Clinical improvement in a patient with neuromyelitis optica following therapy with the anti-IL-6 receptor monoclonal antibody tocilizumab

Abstract

Neuromyelitis optica (NMO) is a disabling autoimmune disease associated with an elevation of anti-aquaporin 4 (AQP4) autoantibodies. Here, we present a case with NMO who responded to monthly administration of the anti-IL-6 receptor antibody tocilizumab. The treatment rapidly reduced the elevated numbers of plasmablasts and anti-AQP4 autoantibodies in the patient. Furthermore, neuropathic pain and disability scores gradually improved. Tocilizumab may be considered as a therapeutic option for NMO.

### WORK REQUEST
Reproduce the full text on tocilizumab for neuromyelitis optica word for word, title included. The rows come from a separate source.

### DATA LISTING

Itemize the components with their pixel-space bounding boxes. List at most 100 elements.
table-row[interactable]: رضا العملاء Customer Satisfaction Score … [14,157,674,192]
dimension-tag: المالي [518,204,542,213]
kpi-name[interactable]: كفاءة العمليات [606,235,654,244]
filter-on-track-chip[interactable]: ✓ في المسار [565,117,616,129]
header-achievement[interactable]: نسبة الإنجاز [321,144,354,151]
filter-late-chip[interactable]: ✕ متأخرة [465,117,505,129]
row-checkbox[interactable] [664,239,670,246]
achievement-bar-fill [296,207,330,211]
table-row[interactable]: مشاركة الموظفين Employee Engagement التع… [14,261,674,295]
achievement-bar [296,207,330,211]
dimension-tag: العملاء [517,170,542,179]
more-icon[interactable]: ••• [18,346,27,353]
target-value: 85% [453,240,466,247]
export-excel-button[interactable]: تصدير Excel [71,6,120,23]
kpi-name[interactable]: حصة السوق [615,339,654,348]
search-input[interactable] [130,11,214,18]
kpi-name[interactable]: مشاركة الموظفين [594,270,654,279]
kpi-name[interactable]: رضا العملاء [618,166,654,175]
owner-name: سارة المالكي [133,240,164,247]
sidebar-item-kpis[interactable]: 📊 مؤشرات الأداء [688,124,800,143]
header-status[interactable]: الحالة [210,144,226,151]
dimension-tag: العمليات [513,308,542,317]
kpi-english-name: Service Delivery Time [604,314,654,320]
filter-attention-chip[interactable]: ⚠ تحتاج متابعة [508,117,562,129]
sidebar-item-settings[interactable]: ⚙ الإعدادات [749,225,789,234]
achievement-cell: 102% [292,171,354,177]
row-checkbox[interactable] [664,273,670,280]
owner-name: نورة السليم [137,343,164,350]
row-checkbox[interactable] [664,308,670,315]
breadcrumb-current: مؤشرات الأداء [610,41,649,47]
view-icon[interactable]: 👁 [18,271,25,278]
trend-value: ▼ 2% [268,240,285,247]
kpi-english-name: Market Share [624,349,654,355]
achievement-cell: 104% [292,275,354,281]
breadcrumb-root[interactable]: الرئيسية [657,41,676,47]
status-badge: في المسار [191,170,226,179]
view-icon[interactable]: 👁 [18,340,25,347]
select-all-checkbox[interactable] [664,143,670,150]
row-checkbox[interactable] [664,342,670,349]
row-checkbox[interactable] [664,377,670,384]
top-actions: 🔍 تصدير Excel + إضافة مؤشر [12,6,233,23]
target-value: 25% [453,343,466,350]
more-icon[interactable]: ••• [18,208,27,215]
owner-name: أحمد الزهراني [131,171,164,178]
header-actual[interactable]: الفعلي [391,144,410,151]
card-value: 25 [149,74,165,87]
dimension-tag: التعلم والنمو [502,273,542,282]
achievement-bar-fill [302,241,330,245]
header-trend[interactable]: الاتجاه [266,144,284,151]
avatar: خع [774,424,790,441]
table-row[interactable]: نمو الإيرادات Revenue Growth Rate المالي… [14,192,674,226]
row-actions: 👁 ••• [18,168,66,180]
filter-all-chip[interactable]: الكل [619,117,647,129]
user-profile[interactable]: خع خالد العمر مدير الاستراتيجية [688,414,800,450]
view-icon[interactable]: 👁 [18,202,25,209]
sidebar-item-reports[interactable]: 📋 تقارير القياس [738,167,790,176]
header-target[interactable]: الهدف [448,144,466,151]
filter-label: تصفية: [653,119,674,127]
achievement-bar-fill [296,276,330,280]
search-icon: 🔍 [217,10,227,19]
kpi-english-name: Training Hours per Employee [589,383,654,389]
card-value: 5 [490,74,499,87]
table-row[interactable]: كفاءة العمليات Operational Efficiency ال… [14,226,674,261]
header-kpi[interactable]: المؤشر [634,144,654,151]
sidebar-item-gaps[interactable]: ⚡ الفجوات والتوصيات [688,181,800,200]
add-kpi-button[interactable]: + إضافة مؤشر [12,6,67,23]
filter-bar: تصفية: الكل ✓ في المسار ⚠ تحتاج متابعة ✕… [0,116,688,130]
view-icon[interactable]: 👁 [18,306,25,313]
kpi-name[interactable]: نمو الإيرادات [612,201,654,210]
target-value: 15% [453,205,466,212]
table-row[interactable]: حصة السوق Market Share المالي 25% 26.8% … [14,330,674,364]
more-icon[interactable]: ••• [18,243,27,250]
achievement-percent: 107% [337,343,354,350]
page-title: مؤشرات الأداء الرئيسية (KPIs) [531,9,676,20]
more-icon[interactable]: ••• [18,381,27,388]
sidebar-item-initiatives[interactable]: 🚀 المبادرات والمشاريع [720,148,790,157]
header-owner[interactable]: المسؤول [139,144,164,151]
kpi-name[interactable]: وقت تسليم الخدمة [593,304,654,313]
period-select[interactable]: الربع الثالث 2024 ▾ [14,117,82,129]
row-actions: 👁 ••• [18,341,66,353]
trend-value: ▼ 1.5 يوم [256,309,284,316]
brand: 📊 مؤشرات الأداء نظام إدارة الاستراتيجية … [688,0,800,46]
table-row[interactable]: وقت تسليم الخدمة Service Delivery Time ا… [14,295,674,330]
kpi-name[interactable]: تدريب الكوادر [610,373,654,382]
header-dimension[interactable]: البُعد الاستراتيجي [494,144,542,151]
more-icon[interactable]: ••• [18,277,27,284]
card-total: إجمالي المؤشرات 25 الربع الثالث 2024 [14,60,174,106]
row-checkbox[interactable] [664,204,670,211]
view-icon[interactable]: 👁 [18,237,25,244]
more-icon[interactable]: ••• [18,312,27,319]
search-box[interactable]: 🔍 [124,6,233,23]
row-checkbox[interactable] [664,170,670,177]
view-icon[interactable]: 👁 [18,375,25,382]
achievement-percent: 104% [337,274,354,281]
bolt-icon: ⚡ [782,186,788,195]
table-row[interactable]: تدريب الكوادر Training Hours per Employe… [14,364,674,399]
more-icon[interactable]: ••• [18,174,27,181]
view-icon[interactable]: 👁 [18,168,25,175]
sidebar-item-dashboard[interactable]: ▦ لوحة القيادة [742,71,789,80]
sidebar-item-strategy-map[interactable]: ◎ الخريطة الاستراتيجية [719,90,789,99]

### TASK ANSWER
Clinical improvement in a patient with neuromyelitis optica following therapy with the anti-IL-6 receptor monoclonal antibody tocilizumab

Abstract

Neuromyelitis optica (NMO) is a disabling autoimmune disease associated with an elevation of anti-aquaporin 4 (AQP4) autoantibodies. Here, we present a case with NMO who responded to monthly administration of the anti-IL-6 receptor antibody tocilizumab. The treatment rapidly reduced the elevated numbers of plasmablasts and anti-AQP4 autoantibodies in the patient. Furthermore, neuropathic pain and disability scores gradually improved. Tocilizumab may be considered as a therapeutic option for NMO.